::: Records provided

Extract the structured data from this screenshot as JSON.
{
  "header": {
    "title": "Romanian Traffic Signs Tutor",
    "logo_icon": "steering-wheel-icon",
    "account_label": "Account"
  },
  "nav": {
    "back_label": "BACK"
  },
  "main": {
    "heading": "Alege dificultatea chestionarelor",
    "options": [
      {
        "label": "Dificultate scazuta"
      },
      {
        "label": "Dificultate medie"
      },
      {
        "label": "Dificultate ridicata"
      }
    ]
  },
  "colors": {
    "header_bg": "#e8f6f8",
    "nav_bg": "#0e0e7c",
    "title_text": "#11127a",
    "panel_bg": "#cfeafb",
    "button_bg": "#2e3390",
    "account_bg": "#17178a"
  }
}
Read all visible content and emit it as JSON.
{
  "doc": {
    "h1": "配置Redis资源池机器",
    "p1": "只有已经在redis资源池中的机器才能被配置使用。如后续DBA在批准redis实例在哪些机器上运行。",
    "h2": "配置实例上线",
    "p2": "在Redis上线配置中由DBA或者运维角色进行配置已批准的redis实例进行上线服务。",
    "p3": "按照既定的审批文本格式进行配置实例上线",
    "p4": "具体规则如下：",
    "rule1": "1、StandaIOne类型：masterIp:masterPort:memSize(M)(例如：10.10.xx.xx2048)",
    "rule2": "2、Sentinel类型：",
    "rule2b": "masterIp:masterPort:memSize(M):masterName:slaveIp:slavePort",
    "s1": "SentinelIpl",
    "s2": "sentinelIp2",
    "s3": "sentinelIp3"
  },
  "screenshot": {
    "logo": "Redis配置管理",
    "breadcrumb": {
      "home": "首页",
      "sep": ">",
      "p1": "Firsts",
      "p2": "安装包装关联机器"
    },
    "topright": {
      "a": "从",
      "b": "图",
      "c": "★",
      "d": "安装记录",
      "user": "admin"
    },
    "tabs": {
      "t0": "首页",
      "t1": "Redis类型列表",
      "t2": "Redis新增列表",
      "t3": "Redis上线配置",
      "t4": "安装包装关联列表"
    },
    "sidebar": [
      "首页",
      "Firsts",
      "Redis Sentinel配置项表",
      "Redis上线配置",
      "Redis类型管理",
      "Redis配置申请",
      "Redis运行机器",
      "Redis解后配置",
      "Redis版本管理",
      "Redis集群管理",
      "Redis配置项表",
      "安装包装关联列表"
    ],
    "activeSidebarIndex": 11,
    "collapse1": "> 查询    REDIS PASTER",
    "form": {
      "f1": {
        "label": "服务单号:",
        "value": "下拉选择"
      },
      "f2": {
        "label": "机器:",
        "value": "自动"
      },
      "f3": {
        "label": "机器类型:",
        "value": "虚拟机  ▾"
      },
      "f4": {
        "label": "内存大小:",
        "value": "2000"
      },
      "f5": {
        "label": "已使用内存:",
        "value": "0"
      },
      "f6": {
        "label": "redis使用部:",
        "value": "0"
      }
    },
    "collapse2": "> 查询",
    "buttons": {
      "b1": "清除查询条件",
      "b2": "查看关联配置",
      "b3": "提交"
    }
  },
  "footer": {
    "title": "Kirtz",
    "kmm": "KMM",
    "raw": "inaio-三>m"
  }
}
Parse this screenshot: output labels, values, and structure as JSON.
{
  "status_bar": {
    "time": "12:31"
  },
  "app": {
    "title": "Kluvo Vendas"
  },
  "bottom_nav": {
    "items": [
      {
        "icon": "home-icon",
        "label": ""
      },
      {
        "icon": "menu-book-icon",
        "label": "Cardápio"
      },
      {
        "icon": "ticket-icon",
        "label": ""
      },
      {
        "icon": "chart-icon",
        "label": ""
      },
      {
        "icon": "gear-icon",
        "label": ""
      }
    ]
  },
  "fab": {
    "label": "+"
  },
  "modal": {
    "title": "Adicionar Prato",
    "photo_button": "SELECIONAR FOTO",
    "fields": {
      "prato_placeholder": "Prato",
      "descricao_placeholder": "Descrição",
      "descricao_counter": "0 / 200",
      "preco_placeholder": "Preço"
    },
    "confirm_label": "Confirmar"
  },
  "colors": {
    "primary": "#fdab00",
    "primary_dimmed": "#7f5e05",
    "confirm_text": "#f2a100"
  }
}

::::::

*Task instructions:*
Give the count of lines that hold the word "memSize", with nothing added.

*Task response:*
2